+++ RECORDS SUPPLIED +++

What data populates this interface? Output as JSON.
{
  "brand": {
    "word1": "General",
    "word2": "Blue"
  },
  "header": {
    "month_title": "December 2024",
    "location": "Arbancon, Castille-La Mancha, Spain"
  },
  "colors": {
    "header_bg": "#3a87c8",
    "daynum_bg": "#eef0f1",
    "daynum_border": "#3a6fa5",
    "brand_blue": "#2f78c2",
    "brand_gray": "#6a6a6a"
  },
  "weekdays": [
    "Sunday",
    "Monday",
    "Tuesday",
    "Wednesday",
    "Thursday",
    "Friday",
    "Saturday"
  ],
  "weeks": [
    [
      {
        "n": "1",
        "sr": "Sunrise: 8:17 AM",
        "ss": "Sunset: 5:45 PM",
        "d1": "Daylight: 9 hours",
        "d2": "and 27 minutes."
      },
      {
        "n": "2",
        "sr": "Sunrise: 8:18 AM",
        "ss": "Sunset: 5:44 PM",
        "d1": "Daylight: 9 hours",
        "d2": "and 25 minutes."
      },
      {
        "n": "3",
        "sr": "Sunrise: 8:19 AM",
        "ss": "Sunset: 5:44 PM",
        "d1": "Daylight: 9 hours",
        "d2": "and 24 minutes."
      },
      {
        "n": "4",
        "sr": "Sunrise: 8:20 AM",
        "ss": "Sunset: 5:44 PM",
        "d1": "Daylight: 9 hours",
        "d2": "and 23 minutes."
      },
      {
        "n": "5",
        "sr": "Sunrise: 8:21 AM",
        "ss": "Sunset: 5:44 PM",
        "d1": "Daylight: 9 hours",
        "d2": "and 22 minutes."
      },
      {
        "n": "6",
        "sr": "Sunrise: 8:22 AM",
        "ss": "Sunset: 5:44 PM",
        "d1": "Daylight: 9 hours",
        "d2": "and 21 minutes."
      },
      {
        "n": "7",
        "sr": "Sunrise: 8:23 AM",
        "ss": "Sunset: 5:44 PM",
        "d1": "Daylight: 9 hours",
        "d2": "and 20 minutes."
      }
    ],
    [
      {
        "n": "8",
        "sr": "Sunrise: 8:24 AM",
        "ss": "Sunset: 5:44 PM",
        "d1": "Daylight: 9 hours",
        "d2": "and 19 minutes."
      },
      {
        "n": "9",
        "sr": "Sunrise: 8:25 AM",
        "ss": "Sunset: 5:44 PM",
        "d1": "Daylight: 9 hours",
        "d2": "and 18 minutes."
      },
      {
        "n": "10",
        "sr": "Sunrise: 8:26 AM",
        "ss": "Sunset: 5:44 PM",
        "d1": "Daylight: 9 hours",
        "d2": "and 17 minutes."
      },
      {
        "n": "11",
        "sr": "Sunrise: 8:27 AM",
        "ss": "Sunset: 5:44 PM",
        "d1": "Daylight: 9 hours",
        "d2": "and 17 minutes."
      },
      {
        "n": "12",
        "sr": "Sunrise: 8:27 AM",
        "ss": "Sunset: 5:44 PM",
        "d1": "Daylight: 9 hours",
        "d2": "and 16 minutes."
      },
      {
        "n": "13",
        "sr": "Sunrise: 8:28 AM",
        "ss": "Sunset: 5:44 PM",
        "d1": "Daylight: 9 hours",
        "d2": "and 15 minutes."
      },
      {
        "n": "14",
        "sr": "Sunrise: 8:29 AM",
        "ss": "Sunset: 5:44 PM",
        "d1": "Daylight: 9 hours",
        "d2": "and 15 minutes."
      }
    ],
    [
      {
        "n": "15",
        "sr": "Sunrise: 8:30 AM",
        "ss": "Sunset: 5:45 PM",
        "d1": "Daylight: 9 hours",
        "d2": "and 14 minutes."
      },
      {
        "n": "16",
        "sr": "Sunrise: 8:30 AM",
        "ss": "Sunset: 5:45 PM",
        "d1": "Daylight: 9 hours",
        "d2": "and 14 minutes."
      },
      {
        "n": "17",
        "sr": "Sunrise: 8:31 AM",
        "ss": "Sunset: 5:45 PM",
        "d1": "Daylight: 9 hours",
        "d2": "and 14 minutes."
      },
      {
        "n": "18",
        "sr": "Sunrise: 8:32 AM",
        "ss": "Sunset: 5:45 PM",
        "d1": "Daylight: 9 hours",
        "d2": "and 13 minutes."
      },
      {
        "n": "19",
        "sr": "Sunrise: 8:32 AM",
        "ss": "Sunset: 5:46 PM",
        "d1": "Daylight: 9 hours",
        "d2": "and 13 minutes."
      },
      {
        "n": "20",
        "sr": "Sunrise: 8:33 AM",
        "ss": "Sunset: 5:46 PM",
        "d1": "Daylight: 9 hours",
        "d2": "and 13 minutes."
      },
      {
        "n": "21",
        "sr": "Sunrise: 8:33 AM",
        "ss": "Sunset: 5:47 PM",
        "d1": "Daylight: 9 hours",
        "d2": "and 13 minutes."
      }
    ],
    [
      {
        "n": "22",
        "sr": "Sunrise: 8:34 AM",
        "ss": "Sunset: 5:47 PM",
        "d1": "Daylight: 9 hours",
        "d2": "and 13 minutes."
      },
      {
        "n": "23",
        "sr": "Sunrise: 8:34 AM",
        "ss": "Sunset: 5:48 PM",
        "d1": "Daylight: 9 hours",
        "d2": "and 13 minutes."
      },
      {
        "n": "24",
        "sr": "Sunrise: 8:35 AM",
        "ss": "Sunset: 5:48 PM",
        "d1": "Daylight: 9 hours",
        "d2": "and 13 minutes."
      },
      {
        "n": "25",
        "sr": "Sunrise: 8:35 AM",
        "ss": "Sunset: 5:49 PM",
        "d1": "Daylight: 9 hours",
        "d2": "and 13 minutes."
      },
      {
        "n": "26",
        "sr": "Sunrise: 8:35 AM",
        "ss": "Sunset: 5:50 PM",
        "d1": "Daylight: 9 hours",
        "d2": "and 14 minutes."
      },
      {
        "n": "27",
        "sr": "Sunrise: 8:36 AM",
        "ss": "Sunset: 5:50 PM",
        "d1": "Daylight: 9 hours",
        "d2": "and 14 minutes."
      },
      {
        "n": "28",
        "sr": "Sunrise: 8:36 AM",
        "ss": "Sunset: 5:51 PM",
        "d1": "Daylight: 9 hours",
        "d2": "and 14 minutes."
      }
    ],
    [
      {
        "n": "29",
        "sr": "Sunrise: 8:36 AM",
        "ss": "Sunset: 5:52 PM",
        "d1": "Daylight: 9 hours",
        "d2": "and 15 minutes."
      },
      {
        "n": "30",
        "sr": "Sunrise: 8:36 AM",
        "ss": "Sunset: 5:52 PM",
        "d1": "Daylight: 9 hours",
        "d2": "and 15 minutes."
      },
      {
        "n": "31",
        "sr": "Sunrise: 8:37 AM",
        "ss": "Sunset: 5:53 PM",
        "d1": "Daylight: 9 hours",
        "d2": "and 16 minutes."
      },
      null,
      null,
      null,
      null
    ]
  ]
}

+++

== THE EXERCISE ==
All of the data needs to be printed once more, exactly.

== TASK RESPONSE ==
What data populates this interface? Output as JSON.
{
  "brand": {
    "word1": "General",
    "word2": "Blue"
  },
  "header": {
    "month_title": "December 2024",
    "location": "Arbancon, Castille-La Mancha, Spain"
  },
  "colors": {
    "header_bg": "#3a87c8",
    "daynum_bg": "#eef0f1",
    "daynum_border": "#3a6fa5",
    "brand_blue": "#2f78c2",
    "brand_gray": "#6a6a6a"
  },
  "weekdays": [
    "Sunday",
    "Monday",
    "Tuesday",
    "Wednesday",
    "Thursday",
    "Friday",
    "Saturday"
  ],
  "weeks": [
    [
      {
        "n": "1",
        "sr": "Sunrise: 8:17 AM",
        "ss": "Sunset: 5:45 PM",
        "d1": "Daylight: 9 hours",
        "d2": "and 27 minutes."
      },
      {
        "n": "2",
        "sr": "Sunrise: 8:18 AM",
        "ss": "Sunset: 5:44 PM",
        "d1": "Daylight: 9 hours",
        "d2": "and 25 minutes."
      },
      {
        "n": "3",
        "sr": "Sunrise: 8:19 AM",
        "ss": "Sunset: 5:44 PM",
        "d1": "Daylight: 9 hours",
        "d2": "and 24 minutes."
      },
      {
        "n": "4",
        "sr": "Sunrise: 8:20 AM",
        "ss": "Sunset: 5:44 PM",
        "d1": "Daylight: 9 hours",
        "d2": "and 23 minutes."
      },
      {
        "n": "5",
        "sr": "Sunrise: 8:21 AM",
        "ss": "Sunset: 5:44 PM",
        "d1": "Daylight: 9 hours",
        "d2": "and 22 minutes."
      },
      {
        "n": "6",
        "sr": "Sunrise: 8:22 AM",
        "ss": "Sunset: 5:44 PM",
        "d1": "Daylight: 9 hours",
        "d2": "and 21 minutes."
      },
      {
        "n": "7",
        "sr": "Sunrise: 8:23 AM",
        "ss": "Sunset: 5:44 PM",
        "d1": "Daylight: 9 hours",
        "d2": "and 20 minutes."
      }
    ],
    [
      {
        "n": "8",
        "sr": "Sunrise: 8:24 AM",
        "ss": "Sunset: 5:44 PM",
        "d1": "Daylight: 9 hours",
        "d2": "and 19 minutes."
      },
      {
        "n": "9",
        "sr": "Sunrise: 8:25 AM",
        "ss": "Sunset: 5:44 PM",
        "d1": "Daylight: 9 hours",
        "d2": "and 18 minutes."
      },
      {
        "n": "10",
        "sr": "Sunrise: 8:26 AM",
        "ss": "Sunset: 5:44 PM",
        "d1": "Daylight: 9 hours",
        "d2": "and 17 minutes."
      },
      {
        "n": "11",
        "sr": "Sunrise: 8:27 AM",
        "ss": "Sunset: 5:44 PM",
        "d1": "Daylight: 9 hours",
        "d2": "and 17 minutes."
      },
      {
        "n": "12",
        "sr": "Sunrise: 8:27 AM",
        "ss": "Sunset: 5:44 PM",
        "d1": "Daylight: 9 hours",
        "d2": "and 16 minutes."
      },
      {
        "n": "13",
        "sr": "Sunrise: 8:28 AM",
        "ss": "Sunset: 5:44 PM",
        "d1": "Daylight: 9 hours",
        "d2": "and 15 minutes."
      },
      {
        "n": "14",
        "sr": "Sunrise: 8:29 AM",
        "ss": "Sunset: 5:44 PM",
        "d1": "Daylight: 9 hours",
        "d2": "and 15 minutes."
      }
    ],
    [
      {
        "n": "15",
        "sr": "Sunrise: 8:30 AM",
        "ss": "Sunset: 5:45 PM",
        "d1": "Daylight: 9 hours",
        "d2": "and 14 minutes."
      },
      {
        "n": "16",
        "sr": "Sunrise: 8:30 AM",
        "ss": "Sunset: 5:45 PM",
        "d1": "Daylight: 9 hours",
        "d2": "and 14 minutes."
      },
      {
        "n": "17",
        "sr": "Sunrise: 8:31 AM",
        "ss": "Sunset: 5:45 PM",
        "d1": "Daylight: 9 hours",
        "d2": "and 14 minutes."
      },
      {
        "n": "18",
        "sr": "Sunrise: 8:32 AM",
        "ss": "Sunset: 5:45 PM",
        "d1": "Daylight: 9 hours",
        "d2": "and 13 minutes."
      },
      {
        "n": "19",
        "sr": "Sunrise: 8:32 AM",
        "ss": "Sunset: 5:46 PM",
        "d1": "Daylight: 9 hours",
        "d2": "and 13 minutes."
      },
      {
        "n": "20",
        "sr": "Sunrise: 8:33 AM",
        "ss": "Sunset: 5:46 PM",
        "d1": "Daylight: 9 hours",
        "d2": "and 13 minutes."
      },
      {
        "n": "21",
        "sr": "Sunrise: 8:33 AM",
        "ss": "Sunset: 5:47 PM",
        "d1": "Daylight: 9 hours",
        "d2": "and 13 minutes."
      }
    ],
    [
      {
        "n": "22",
        "sr": "Sunrise: 8:34 AM",
        "ss": "Sunset: 5:47 PM",
        "d1": "Daylight: 9 hours",
        "d2": "and 13 minutes."
      },
      {
        "n": "23",
        "sr": "Sunrise: 8:34 AM",
        "ss": "Sunset: 5:48 PM",
        "d1": "Daylight: 9 hours",
        "d2": "and 13 minutes."
      },
      {
        "n": "24",
        "sr": "Sunrise: 8:35 AM",
        "ss": "Sunset: 5:48 PM",
        "d1": "Daylight: 9 hours",
        "d2": "and 13 minutes."
      },
      {
        "n": "25",
        "sr": "Sunrise: 8:35 AM",
        "ss": "Sunset: 5:49 PM",
        "d1": "Daylight: 9 hours",
        "d2": "and 13 minutes."
      },
      {
        "n": "26",
        "sr": "Sunrise: 8:35 AM",
        "ss": "Sunset: 5:50 PM",
        "d1": "Daylight: 9 hours",
        "d2": "and 14 minutes."
      },
      {
        "n": "27",
        "sr": "Sunrise: 8:36 AM",
        "ss": "Sunset: 5:50 PM",
        "d1": "Daylight: 9 hours",
        "d2": "and 14 minutes."
      },
      {
        "n": "28",
        "sr": "Sunrise: 8:36 AM",
        "ss": "Sunset: 5:51 PM",
        "d1": "Daylight: 9 hours",
        "d2": "and 14 minutes."
      }
    ],
    [
      {
        "n": "29",
        "sr": "Sunrise: 8:36 AM",
        "ss": "Sunset: 5:52 PM",
        "d1": "Daylight: 9 hours",
        "d2": "and 15 minutes."
      },
      {
        "n": "30",
        "sr": "Sunrise: 8:36 AM",
        "ss": "Sunset: 5:52 PM",
        "d1": "Daylight: 9 hours",
        "d2": "and 15 minutes."
      },
      {
        "n": "31",
        "sr": "Sunrise: 8:37 AM",
        "ss": "Sunset: 5:53 PM",
        "d1": "Daylight: 9 hours",
        "d2": "and 16 minutes."
      },
      null,
      null,
      null,
      null
    ]
  ]
}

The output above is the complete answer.